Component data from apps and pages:

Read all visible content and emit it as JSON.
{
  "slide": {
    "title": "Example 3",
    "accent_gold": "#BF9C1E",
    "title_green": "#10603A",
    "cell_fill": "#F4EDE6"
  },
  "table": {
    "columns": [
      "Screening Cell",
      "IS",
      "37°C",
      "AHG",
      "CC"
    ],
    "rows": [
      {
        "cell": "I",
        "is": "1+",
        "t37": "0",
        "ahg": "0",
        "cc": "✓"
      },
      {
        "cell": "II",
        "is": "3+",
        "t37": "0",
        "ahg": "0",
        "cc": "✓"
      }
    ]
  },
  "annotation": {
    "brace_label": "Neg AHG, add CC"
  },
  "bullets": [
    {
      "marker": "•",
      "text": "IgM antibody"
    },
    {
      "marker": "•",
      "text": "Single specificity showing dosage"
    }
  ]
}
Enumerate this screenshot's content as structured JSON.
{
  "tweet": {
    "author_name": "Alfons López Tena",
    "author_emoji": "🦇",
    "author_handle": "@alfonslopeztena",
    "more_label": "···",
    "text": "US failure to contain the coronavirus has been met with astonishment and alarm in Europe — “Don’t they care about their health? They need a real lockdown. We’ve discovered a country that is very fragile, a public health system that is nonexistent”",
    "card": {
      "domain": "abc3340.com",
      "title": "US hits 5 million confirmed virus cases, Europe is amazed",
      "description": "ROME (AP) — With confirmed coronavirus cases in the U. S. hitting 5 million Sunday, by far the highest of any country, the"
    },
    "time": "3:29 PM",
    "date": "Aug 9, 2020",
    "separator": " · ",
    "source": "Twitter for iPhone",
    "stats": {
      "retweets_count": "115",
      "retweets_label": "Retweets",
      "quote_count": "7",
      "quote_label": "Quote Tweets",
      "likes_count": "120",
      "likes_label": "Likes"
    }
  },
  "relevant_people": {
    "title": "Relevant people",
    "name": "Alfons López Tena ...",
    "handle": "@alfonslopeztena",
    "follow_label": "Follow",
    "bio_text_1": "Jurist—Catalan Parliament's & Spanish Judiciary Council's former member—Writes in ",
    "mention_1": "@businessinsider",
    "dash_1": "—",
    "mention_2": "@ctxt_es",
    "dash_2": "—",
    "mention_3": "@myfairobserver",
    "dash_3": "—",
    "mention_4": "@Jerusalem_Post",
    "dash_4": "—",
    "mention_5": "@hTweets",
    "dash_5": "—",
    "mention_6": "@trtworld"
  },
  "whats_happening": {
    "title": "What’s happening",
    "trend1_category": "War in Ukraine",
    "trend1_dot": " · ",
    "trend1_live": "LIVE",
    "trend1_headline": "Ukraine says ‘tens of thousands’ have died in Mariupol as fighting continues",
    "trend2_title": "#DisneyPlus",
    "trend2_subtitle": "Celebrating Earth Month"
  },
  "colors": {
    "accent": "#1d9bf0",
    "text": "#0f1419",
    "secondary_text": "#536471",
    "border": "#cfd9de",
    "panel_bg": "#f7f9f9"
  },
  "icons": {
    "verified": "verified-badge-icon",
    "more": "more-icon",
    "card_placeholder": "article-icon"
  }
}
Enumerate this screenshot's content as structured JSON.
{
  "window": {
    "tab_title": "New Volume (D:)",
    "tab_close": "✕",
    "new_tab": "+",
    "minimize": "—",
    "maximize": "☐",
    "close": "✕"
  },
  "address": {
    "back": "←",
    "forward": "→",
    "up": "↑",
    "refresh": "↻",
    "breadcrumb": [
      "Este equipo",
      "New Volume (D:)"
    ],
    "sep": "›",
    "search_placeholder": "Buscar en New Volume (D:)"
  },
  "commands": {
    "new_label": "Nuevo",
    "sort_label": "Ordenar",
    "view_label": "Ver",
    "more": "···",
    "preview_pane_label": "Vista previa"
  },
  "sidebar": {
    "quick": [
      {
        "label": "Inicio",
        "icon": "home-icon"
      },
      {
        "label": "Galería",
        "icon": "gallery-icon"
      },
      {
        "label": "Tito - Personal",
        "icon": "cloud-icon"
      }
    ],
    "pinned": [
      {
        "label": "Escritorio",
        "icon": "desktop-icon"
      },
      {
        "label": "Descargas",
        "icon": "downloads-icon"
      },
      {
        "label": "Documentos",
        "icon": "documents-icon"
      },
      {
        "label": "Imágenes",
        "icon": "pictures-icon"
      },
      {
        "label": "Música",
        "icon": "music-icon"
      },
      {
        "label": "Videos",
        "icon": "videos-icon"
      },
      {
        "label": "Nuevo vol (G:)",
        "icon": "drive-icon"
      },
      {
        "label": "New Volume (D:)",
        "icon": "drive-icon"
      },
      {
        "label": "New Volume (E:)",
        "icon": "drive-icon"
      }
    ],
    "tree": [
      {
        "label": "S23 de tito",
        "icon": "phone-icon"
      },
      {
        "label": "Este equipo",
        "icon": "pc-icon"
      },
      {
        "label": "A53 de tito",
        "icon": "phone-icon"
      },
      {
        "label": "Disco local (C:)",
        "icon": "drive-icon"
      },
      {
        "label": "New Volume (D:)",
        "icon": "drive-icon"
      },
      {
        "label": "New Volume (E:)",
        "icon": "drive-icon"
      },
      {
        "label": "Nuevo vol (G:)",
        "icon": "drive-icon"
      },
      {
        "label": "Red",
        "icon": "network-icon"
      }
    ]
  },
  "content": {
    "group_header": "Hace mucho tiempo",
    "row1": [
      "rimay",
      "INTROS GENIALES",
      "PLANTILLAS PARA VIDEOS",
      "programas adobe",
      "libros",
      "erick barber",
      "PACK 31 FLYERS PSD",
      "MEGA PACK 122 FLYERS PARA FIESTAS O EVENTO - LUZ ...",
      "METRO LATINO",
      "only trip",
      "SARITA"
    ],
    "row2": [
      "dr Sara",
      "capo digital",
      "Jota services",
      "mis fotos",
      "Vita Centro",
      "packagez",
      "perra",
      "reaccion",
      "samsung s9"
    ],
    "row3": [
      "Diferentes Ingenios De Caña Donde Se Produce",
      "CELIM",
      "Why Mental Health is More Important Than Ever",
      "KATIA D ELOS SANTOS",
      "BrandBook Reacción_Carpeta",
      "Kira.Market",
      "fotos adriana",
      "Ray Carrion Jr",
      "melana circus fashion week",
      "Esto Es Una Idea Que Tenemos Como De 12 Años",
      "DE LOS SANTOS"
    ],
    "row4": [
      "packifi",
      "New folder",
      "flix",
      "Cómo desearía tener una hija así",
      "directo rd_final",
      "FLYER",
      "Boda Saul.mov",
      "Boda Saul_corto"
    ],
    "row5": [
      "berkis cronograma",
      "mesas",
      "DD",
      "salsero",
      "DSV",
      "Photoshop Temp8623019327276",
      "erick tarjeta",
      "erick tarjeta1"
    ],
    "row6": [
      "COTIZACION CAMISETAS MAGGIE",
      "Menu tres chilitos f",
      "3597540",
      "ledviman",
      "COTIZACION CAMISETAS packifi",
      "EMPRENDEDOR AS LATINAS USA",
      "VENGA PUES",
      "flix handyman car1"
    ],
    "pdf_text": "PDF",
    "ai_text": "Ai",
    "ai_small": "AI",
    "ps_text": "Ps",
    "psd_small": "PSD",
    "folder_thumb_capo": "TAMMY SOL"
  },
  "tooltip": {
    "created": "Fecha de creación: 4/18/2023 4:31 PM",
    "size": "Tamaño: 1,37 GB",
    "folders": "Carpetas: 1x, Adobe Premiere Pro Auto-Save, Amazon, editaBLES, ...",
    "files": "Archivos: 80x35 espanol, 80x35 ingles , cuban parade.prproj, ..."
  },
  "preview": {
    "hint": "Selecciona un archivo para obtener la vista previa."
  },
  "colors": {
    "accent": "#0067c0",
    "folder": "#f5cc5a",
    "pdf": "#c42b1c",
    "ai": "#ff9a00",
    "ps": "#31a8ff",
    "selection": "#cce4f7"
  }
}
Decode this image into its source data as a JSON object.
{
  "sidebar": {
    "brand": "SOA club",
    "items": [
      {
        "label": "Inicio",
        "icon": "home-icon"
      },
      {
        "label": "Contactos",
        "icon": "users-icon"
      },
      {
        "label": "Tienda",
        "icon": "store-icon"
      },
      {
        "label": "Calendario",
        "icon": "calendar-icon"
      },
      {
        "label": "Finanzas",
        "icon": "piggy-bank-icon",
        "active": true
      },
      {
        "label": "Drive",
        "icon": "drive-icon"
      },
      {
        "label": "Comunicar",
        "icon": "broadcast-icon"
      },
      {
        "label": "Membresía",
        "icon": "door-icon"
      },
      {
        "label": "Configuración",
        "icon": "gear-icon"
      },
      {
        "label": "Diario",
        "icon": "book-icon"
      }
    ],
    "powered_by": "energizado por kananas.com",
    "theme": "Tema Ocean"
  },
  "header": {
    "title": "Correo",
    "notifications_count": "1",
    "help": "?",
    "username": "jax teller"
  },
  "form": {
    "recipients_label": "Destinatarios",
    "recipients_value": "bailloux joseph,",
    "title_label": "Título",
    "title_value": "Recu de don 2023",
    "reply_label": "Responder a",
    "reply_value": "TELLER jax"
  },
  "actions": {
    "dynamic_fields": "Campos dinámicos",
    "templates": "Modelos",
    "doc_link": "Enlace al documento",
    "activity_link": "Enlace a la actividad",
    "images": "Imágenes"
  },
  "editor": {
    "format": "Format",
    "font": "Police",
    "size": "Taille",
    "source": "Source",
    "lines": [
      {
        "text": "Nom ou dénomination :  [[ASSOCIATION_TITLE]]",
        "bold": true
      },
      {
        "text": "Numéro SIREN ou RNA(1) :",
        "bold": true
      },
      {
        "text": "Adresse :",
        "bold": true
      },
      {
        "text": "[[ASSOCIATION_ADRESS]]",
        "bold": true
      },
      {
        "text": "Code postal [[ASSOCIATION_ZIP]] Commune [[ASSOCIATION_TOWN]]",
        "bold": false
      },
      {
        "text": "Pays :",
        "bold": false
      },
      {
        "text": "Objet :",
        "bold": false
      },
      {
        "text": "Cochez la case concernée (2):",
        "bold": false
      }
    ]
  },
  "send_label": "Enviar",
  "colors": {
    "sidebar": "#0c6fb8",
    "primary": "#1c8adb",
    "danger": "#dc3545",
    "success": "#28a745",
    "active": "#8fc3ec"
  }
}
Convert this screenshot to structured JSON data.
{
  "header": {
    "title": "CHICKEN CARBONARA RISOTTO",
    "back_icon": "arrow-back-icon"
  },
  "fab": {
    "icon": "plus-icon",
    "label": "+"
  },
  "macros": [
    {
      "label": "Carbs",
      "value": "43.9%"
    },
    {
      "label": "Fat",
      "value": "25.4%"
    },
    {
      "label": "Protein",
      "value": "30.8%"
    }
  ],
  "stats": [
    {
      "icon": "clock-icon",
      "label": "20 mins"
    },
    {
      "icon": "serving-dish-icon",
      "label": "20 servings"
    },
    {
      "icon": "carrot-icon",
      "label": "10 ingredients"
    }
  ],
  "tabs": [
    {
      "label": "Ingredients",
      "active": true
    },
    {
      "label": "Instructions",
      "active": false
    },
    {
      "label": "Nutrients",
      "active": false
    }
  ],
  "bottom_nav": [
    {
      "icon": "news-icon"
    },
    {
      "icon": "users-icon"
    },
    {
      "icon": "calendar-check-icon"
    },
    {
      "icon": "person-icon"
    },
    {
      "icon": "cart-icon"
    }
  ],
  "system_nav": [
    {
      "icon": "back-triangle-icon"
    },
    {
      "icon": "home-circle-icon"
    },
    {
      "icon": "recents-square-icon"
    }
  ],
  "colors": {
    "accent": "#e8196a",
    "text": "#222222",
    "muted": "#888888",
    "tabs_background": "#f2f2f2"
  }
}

▸ **What is required**
The answer must consist of every line from the entries above that contains the string "cases".

▸ **Exercise result**
      "title": "US hits 5 million confirmed virus cases, Europe is amazed",
      "description": "ROME (AP) — With confirmed coronavirus cases in the U. S. hitting 5 million Sunday, by far the highest of any country, the"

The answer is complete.